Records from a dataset
━━━━━━━━━━━━━━━━━━━━
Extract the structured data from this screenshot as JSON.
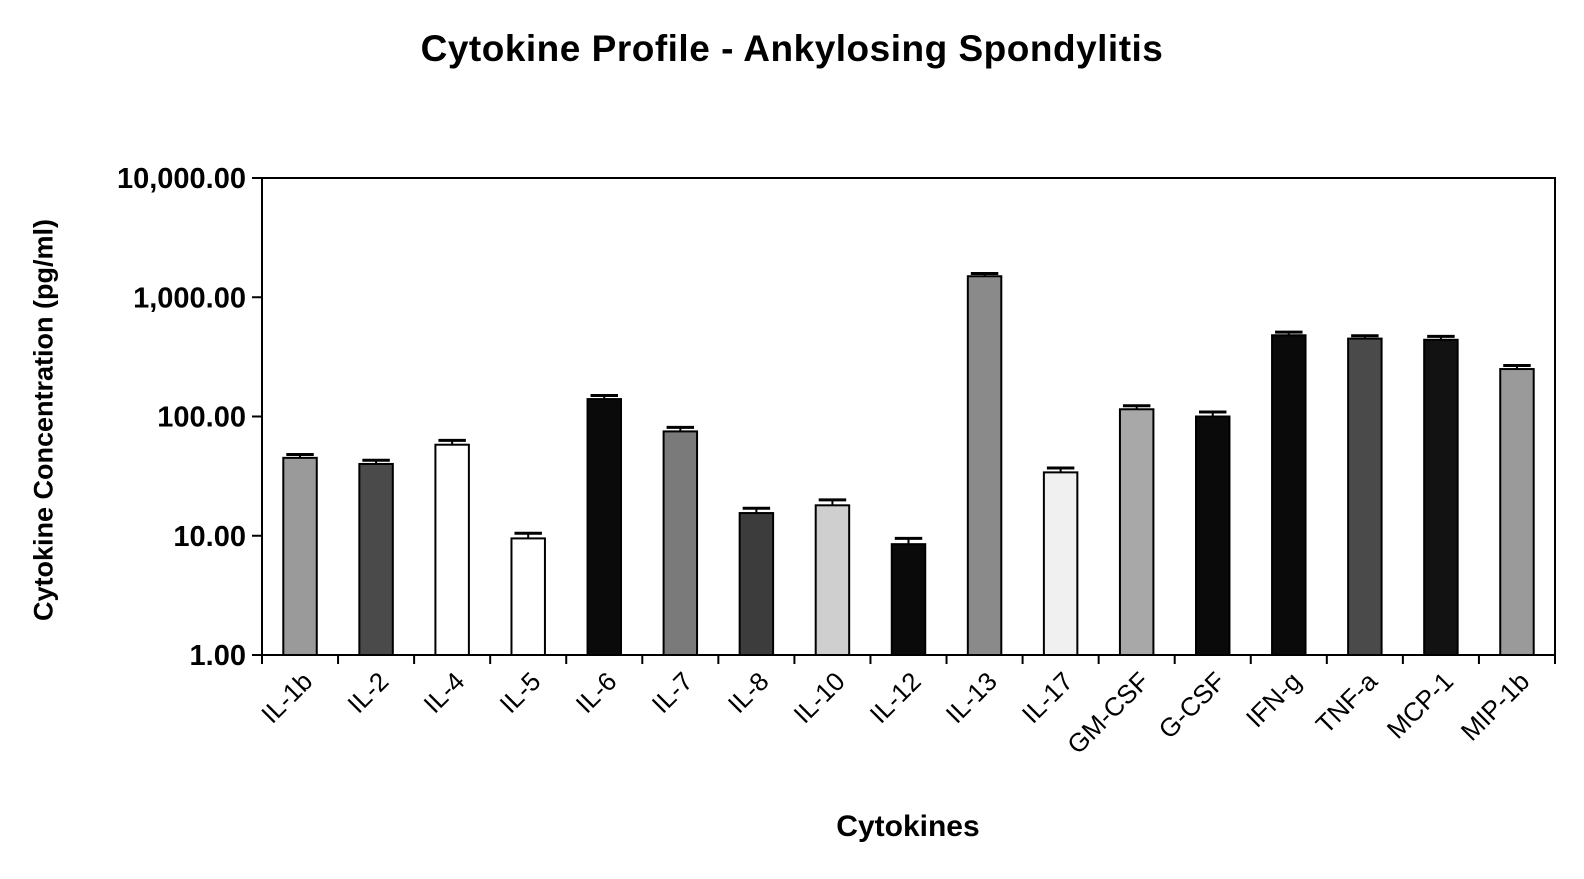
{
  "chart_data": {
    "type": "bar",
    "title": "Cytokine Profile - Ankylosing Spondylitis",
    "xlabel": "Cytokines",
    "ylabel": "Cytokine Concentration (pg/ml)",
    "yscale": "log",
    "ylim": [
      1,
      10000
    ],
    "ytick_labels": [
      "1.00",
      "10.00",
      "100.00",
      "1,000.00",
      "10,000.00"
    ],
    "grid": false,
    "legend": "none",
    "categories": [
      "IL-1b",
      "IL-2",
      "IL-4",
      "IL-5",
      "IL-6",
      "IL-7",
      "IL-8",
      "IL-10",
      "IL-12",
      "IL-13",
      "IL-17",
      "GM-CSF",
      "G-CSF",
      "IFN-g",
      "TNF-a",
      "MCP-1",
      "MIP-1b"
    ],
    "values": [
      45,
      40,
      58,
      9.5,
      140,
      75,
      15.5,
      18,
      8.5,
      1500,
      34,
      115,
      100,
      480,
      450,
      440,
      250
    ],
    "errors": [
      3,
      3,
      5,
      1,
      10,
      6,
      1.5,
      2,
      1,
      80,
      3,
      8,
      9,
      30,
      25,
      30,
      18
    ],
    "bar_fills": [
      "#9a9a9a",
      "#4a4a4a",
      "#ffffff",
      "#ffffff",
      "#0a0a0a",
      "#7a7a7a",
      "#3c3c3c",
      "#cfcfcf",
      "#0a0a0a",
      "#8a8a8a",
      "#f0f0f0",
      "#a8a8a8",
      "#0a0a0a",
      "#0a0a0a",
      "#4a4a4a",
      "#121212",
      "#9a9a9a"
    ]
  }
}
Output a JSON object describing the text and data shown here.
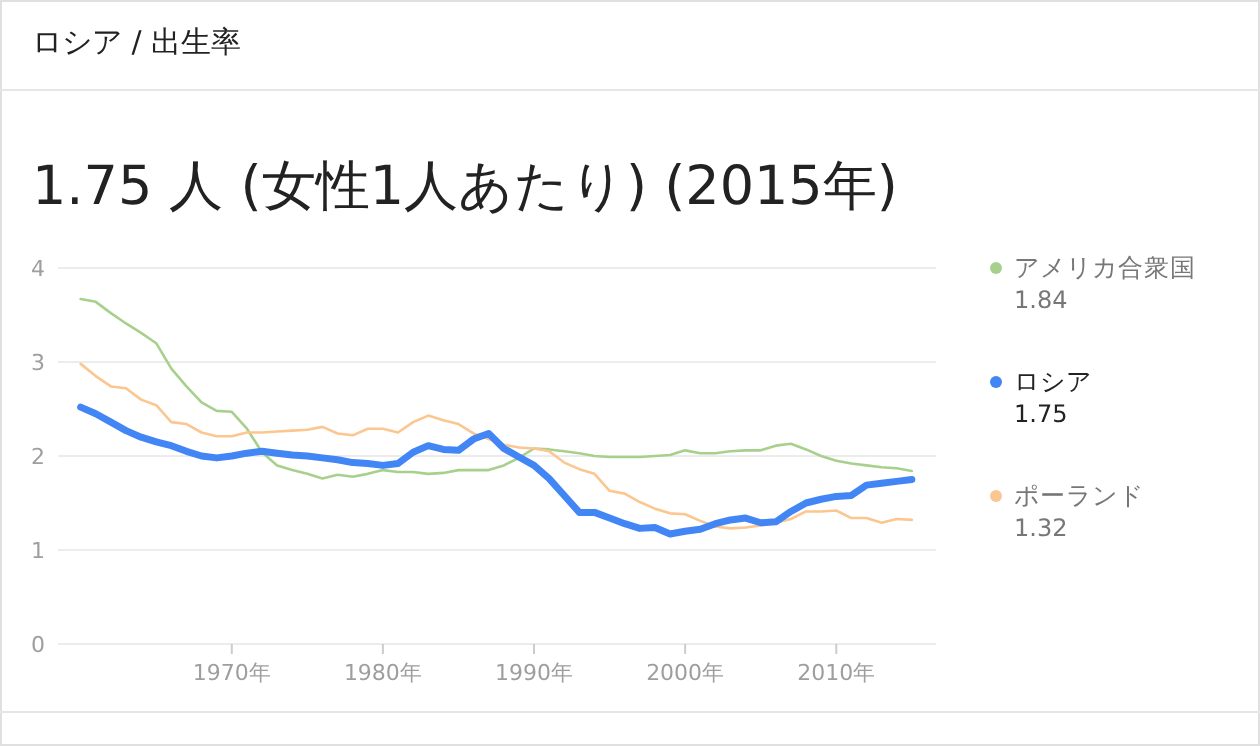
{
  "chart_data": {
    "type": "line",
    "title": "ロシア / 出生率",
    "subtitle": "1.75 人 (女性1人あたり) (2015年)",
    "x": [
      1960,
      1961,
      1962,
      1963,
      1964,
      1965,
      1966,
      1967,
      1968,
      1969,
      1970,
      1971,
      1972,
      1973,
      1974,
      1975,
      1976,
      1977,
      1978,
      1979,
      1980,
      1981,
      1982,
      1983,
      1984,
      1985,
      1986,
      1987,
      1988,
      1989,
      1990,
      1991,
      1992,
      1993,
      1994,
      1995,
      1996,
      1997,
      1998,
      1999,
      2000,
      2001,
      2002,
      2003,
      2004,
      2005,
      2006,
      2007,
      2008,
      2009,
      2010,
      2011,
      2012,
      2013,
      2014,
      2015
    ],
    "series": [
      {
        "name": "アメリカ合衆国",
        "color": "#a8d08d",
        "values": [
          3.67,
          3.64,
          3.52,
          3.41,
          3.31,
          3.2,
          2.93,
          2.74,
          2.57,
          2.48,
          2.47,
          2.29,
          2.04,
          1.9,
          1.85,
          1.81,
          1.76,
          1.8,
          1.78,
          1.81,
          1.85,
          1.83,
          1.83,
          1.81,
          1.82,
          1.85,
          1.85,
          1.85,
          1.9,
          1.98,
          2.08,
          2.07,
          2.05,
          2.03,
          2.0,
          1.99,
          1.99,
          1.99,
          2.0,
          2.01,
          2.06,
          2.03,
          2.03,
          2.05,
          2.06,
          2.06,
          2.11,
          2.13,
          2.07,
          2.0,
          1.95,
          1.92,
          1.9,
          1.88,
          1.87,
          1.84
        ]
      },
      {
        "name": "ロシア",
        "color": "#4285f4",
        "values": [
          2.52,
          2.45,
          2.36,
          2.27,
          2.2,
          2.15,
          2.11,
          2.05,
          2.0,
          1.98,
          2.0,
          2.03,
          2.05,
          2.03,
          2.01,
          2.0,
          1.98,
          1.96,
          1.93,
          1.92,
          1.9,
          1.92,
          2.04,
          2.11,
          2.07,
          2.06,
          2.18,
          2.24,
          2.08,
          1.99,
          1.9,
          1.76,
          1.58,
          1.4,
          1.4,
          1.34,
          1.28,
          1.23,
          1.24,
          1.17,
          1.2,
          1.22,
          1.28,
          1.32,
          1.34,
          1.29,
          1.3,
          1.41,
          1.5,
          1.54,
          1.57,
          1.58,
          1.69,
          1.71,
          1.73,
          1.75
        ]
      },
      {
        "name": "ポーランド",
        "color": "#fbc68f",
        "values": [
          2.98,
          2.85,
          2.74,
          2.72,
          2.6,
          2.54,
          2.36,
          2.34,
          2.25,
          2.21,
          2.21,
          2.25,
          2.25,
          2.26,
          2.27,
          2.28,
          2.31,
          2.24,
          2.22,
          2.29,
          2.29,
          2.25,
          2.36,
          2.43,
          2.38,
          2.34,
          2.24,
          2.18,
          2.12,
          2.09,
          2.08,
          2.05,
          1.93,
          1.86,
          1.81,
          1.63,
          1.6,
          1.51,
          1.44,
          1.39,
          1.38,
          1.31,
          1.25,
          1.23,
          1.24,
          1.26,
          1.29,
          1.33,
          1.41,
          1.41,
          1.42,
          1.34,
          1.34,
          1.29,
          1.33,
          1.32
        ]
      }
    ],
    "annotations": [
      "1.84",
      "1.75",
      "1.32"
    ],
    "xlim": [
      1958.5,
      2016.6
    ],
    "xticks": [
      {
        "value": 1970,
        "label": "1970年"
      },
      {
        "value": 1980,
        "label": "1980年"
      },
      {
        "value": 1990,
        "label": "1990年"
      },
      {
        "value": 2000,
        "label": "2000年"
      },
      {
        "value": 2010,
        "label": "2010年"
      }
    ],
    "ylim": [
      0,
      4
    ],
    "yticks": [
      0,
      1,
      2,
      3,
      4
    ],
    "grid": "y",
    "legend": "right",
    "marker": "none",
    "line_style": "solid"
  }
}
━━━━━━━━━━━━━━━━━━━━
DO THIS: From the data above, write out everything exactly except the pictures.

TASK RESPONSE:
Extract the structured data from this screenshot as JSON.
{
  "chart_data": {
    "type": "bar",
    "title": "Cytokine Profile - Ankylosing Spondylitis",
    "xlabel": "Cytokines",
    "ylabel": "Cytokine Concentration (pg/ml)",
    "yscale": "log",
    "ylim": [
      1,
      10000
    ],
    "ytick_labels": [
      "1.00",
      "10.00",
      "100.00",
      "1,000.00",
      "10,000.00"
    ],
    "grid": false,
    "legend": "none",
    "categories": [
      "IL-1b",
      "IL-2",
      "IL-4",
      "IL-5",
      "IL-6",
      "IL-7",
      "IL-8",
      "IL-10",
      "IL-12",
      "IL-13",
      "IL-17",
      "GM-CSF",
      "G-CSF",
      "IFN-g",
      "TNF-a",
      "MCP-1",
      "MIP-1b"
    ],
    "values": [
      45,
      40,
      58,
      9.5,
      140,
      75,
      15.5,
      18,
      8.5,
      1500,
      34,
      115,
      100,
      480,
      450,
      440,
      250
    ],
    "errors": [
      3,
      3,
      5,
      1,
      10,
      6,
      1.5,
      2,
      1,
      80,
      3,
      8,
      9,
      30,
      25,
      30,
      18
    ],
    "bar_fills": [
      "#9a9a9a",
      "#4a4a4a",
      "#ffffff",
      "#ffffff",
      "#0a0a0a",
      "#7a7a7a",
      "#3c3c3c",
      "#cfcfcf",
      "#0a0a0a",
      "#8a8a8a",
      "#f0f0f0",
      "#a8a8a8",
      "#0a0a0a",
      "#0a0a0a",
      "#4a4a4a",
      "#121212",
      "#9a9a9a"
    ]
  }
}
Output a JSON object describing the text and data shown here.
{
  "chart_data": {
    "type": "line",
    "title": "ロシア / 出生率",
    "subtitle": "1.75 人 (女性1人あたり) (2015年)",
    "x": [
      1960,
      1961,
      1962,
      1963,
      1964,
      1965,
      1966,
      1967,
      1968,
      1969,
      1970,
      1971,
      1972,
      1973,
      1974,
      1975,
      1976,
      1977,
      1978,
      1979,
      1980,
      1981,
      1982,
      1983,
      1984,
      1985,
      1986,
      1987,
      1988,
      1989,
      1990,
      1991,
      1992,
      1993,
      1994,
      1995,
      1996,
      1997,
      1998,
      1999,
      2000,
      2001,
      2002,
      2003,
      2004,
      2005,
      2006,
      2007,
      2008,
      2009,
      2010,
      2011,
      2012,
      2013,
      2014,
      2015
    ],
    "series": [
      {
        "name": "アメリカ合衆国",
        "color": "#a8d08d",
        "values": [
          3.67,
          3.64,
          3.52,
          3.41,
          3.31,
          3.2,
          2.93,
          2.74,
          2.57,
          2.48,
          2.47,
          2.29,
          2.04,
          1.9,
          1.85,
          1.81,
          1.76,
          1.8,
          1.78,
          1.81,
          1.85,
          1.83,
          1.83,
          1.81,
          1.82,
          1.85,
          1.85,
          1.85,
          1.9,
          1.98,
          2.08,
          2.07,
          2.05,
          2.03,
          2.0,
          1.99,
          1.99,
          1.99,
          2.0,
          2.01,
          2.06,
          2.03,
          2.03,
          2.05,
          2.06,
          2.06,
          2.11,
          2.13,
          2.07,
          2.0,
          1.95,
          1.92,
          1.9,
          1.88,
          1.87,
          1.84
        ]
      },
      {
        "name": "ロシア",
        "color": "#4285f4",
        "values": [
          2.52,
          2.45,
          2.36,
          2.27,
          2.2,
          2.15,
          2.11,
          2.05,
          2.0,
          1.98,
          2.0,
          2.03,
          2.05,
          2.03,
          2.01,
          2.0,
          1.98,
          1.96,
          1.93,
          1.92,
          1.9,
          1.92,
          2.04,
          2.11,
          2.07,
          2.06,
          2.18,
          2.24,
          2.08,
          1.99,
          1.9,
          1.76,
          1.58,
          1.4,
          1.4,
          1.34,
          1.28,
          1.23,
          1.24,
          1.17,
          1.2,
          1.22,
          1.28,
          1.32,
          1.34,
          1.29,
          1.3,
          1.41,
          1.5,
          1.54,
          1.57,
          1.58,
          1.69,
          1.71,
          1.73,
          1.75
        ]
      },
      {
        "name": "ポーランド",
        "color": "#fbc68f",
        "values": [
          2.98,
          2.85,
          2.74,
          2.72,
          2.6,
          2.54,
          2.36,
          2.34,
          2.25,
          2.21,
          2.21,
          2.25,
          2.25,
          2.26,
          2.27,
          2.28,
          2.31,
          2.24,
          2.22,
          2.29,
          2.29,
          2.25,
          2.36,
          2.43,
          2.38,
          2.34,
          2.24,
          2.18,
          2.12,
          2.09,
          2.08,
          2.05,
          1.93,
          1.86,
          1.81,
          1.63,
          1.6,
          1.51,
          1.44,
          1.39,
          1.38,
          1.31,
          1.25,
          1.23,
          1.24,
          1.26,
          1.29,
          1.33,
          1.41,
          1.41,
          1.42,
          1.34,
          1.34,
          1.29,
          1.33,
          1.32
        ]
      }
    ],
    "annotations": [
      "1.84",
      "1.75",
      "1.32"
    ],
    "xlim": [
      1958.5,
      2016.6
    ],
    "xticks": [
      {
        "value": 1970,
        "label": "1970年"
      },
      {
        "value": 1980,
        "label": "1980年"
      },
      {
        "value": 1990,
        "label": "1990年"
      },
      {
        "value": 2000,
        "label": "2000年"
      },
      {
        "value": 2010,
        "label": "2010年"
      }
    ],
    "ylim": [
      0,
      4
    ],
    "yticks": [
      0,
      1,
      2,
      3,
      4
    ],
    "grid": "y",
    "legend": "right",
    "marker": "none",
    "line_style": "solid"
  }
}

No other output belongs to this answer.